Material supplied:
****

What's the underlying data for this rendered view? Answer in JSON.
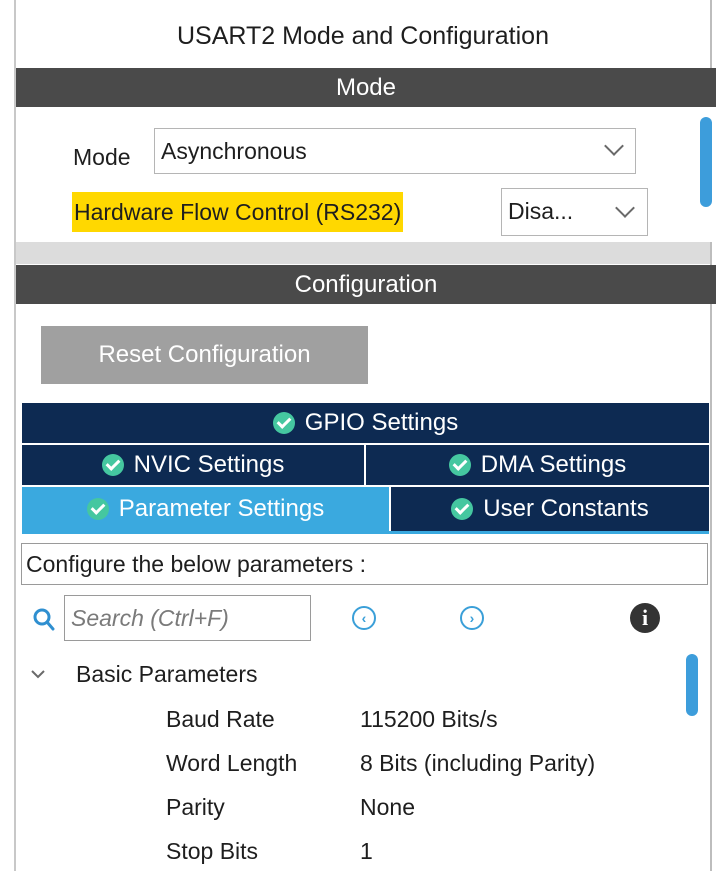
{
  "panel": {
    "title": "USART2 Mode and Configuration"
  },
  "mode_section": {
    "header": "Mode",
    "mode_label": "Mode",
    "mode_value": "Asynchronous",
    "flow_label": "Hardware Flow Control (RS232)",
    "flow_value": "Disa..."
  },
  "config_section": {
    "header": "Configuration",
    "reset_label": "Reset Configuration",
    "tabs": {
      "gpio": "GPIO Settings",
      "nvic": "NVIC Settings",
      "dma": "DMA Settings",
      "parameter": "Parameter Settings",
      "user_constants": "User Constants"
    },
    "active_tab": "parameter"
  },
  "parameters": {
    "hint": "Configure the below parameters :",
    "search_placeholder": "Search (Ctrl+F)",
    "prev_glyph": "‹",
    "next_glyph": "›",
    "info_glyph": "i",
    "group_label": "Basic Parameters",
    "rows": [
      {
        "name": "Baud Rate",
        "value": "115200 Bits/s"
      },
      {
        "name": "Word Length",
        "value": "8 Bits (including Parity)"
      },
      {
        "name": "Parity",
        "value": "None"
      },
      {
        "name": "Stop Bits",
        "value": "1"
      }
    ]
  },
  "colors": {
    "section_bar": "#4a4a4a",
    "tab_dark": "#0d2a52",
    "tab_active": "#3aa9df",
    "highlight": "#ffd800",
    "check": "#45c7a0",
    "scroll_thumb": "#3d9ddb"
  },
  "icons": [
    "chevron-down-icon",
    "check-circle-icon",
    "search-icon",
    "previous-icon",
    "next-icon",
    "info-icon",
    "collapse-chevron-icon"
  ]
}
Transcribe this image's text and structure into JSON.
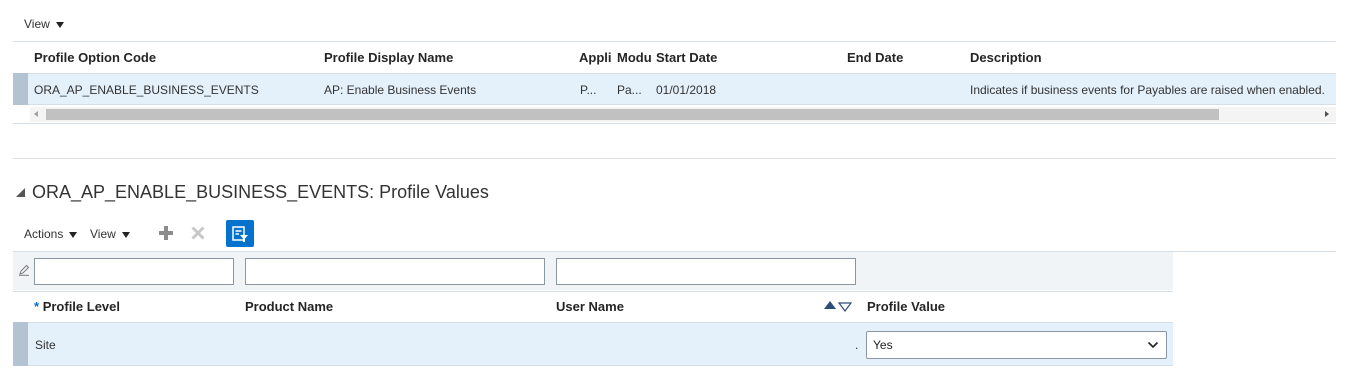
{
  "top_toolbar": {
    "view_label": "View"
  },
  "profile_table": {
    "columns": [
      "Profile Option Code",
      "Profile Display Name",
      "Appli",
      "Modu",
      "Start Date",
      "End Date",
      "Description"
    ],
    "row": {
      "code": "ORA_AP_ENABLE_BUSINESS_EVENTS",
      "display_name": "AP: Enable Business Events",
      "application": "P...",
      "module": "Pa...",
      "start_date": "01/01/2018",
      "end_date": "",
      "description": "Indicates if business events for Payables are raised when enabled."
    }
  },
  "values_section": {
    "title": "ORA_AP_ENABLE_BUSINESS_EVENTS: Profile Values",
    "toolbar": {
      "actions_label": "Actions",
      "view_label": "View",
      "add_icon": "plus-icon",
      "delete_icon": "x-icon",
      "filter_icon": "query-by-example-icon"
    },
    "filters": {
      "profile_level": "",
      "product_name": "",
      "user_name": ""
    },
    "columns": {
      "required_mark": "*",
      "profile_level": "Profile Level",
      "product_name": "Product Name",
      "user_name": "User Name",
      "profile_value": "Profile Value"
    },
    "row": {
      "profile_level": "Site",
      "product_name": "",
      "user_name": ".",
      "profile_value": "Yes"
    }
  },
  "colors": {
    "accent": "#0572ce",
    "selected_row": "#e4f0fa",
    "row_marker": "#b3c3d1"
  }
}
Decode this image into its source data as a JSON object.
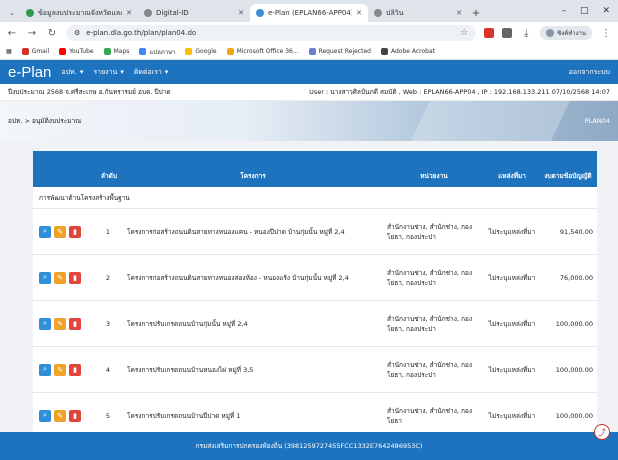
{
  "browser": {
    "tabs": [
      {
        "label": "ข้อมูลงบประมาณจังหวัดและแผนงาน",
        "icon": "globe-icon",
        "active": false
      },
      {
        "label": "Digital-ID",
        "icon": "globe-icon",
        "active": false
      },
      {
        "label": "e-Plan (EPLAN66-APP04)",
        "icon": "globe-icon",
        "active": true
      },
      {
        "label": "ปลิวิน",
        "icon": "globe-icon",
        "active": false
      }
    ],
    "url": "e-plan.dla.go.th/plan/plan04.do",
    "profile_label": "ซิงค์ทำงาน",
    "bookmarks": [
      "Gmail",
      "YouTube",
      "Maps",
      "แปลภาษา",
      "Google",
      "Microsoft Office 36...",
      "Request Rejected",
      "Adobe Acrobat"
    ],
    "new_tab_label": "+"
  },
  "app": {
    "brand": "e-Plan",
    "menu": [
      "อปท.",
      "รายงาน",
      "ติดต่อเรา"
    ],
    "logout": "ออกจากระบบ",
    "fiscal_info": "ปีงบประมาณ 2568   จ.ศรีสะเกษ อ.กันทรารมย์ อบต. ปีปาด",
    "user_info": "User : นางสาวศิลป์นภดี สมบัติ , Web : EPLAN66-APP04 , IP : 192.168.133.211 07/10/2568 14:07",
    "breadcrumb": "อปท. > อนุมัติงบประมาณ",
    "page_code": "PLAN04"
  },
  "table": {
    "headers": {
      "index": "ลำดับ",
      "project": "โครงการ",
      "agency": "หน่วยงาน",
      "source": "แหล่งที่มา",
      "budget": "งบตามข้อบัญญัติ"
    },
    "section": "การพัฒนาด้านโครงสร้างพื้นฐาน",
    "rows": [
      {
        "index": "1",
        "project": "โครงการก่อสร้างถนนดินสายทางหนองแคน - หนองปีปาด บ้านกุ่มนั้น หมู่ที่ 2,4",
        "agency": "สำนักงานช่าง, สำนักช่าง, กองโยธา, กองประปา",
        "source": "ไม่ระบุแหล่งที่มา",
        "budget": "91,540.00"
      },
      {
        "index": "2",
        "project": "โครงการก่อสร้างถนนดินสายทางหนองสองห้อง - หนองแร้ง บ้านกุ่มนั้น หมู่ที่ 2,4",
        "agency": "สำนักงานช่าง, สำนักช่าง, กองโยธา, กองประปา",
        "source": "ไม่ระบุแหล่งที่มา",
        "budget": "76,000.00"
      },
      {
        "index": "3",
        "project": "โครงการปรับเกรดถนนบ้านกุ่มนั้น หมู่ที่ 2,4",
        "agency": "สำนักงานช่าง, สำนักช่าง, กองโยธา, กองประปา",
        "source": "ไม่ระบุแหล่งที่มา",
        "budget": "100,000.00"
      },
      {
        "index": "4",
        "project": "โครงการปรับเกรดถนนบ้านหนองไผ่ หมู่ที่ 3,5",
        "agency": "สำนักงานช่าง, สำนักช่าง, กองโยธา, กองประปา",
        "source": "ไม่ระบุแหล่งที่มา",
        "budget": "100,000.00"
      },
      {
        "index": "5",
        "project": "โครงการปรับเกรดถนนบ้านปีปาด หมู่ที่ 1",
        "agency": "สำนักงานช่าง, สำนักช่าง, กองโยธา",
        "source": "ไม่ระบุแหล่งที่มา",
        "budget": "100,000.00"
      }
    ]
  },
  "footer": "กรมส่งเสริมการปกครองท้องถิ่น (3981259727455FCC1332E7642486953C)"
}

****

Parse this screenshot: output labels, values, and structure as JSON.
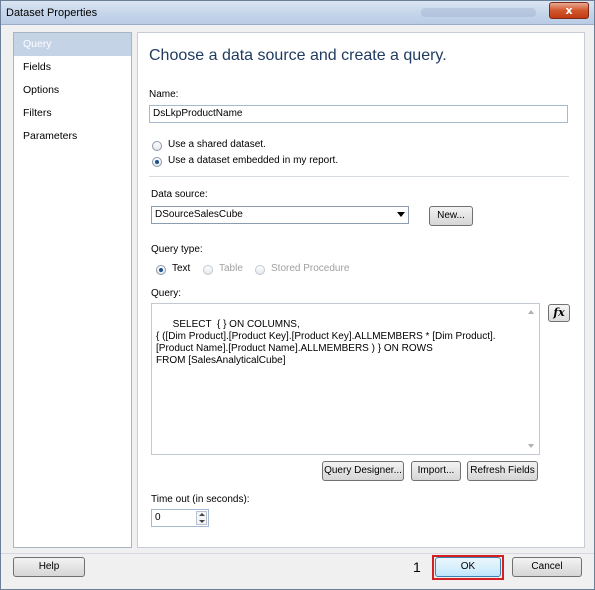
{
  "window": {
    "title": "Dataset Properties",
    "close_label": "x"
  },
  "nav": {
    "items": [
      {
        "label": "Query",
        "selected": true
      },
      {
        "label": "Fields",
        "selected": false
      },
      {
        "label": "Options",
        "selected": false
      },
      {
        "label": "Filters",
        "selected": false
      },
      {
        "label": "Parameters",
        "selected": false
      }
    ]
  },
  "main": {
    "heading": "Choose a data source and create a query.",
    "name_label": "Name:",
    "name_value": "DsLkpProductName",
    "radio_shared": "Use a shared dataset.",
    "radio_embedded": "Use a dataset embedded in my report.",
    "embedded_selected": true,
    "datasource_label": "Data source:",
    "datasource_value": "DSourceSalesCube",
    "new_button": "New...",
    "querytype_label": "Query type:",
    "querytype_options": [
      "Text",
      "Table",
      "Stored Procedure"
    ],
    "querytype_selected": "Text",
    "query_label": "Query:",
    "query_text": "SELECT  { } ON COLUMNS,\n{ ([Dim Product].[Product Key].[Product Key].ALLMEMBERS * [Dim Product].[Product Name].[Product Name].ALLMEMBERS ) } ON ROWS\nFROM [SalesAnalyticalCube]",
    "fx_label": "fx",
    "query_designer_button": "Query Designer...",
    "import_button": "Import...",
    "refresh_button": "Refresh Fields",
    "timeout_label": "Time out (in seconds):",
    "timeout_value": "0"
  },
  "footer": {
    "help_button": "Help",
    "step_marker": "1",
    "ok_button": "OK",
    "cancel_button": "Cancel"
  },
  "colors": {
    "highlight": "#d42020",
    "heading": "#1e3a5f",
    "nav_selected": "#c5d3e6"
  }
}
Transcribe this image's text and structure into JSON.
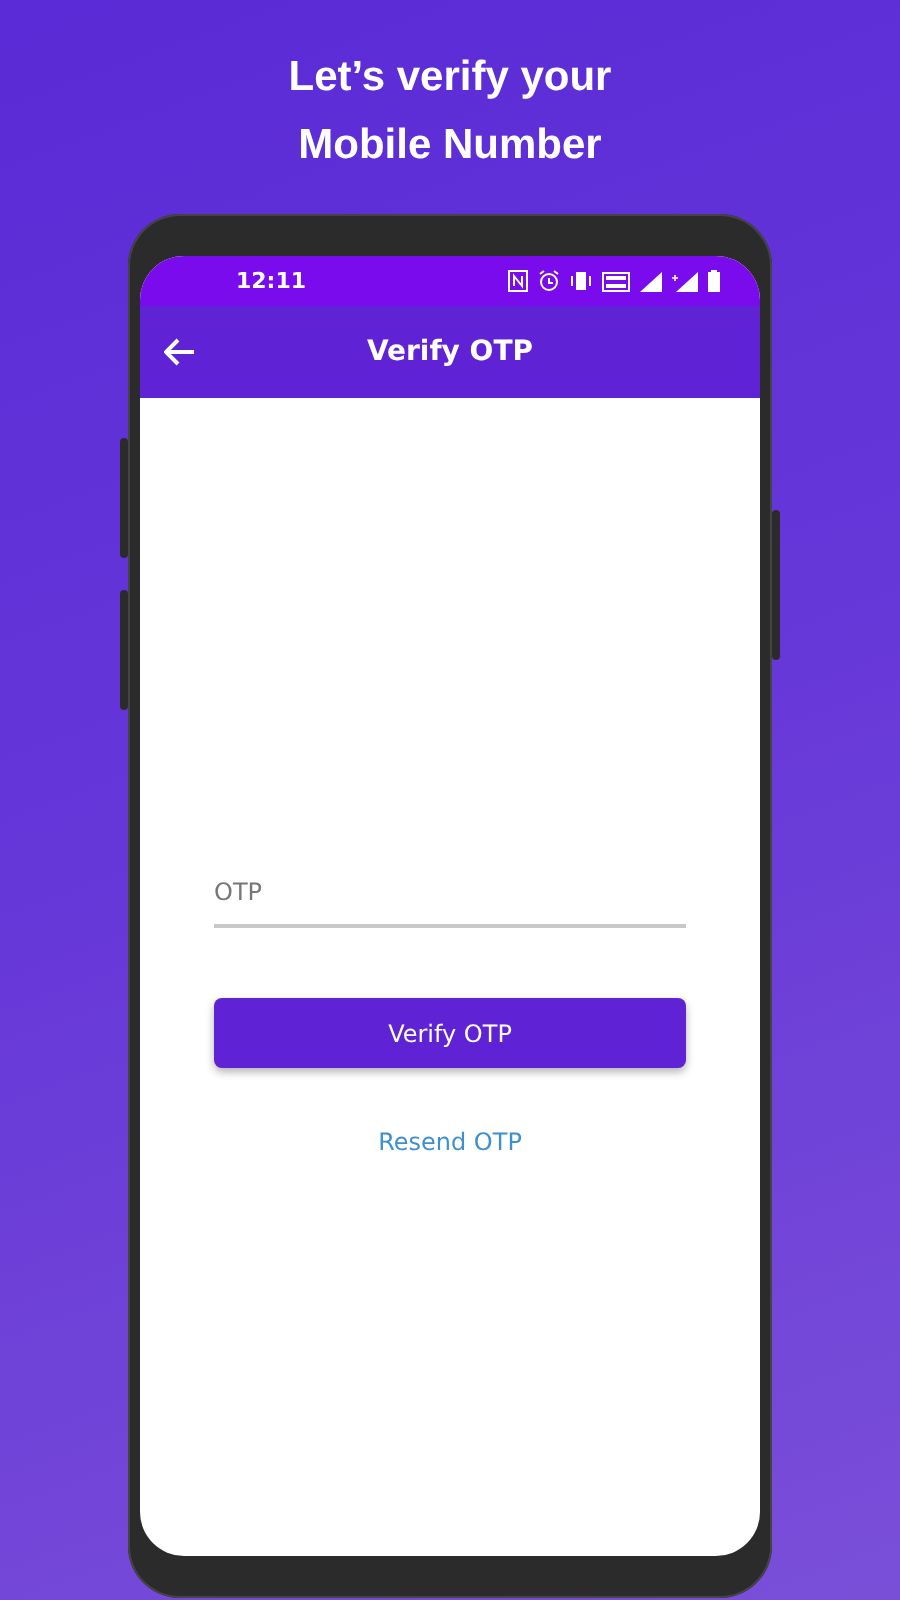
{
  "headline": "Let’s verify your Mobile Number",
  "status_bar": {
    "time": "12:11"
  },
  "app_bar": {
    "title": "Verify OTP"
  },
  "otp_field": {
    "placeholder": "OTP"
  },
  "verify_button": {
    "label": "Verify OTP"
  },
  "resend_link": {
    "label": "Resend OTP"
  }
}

****

Stated task: In the listing, find every line containing the word "true" and list it.

Task response:
        "active": true
        "selected": true
    "embedded_selected": true,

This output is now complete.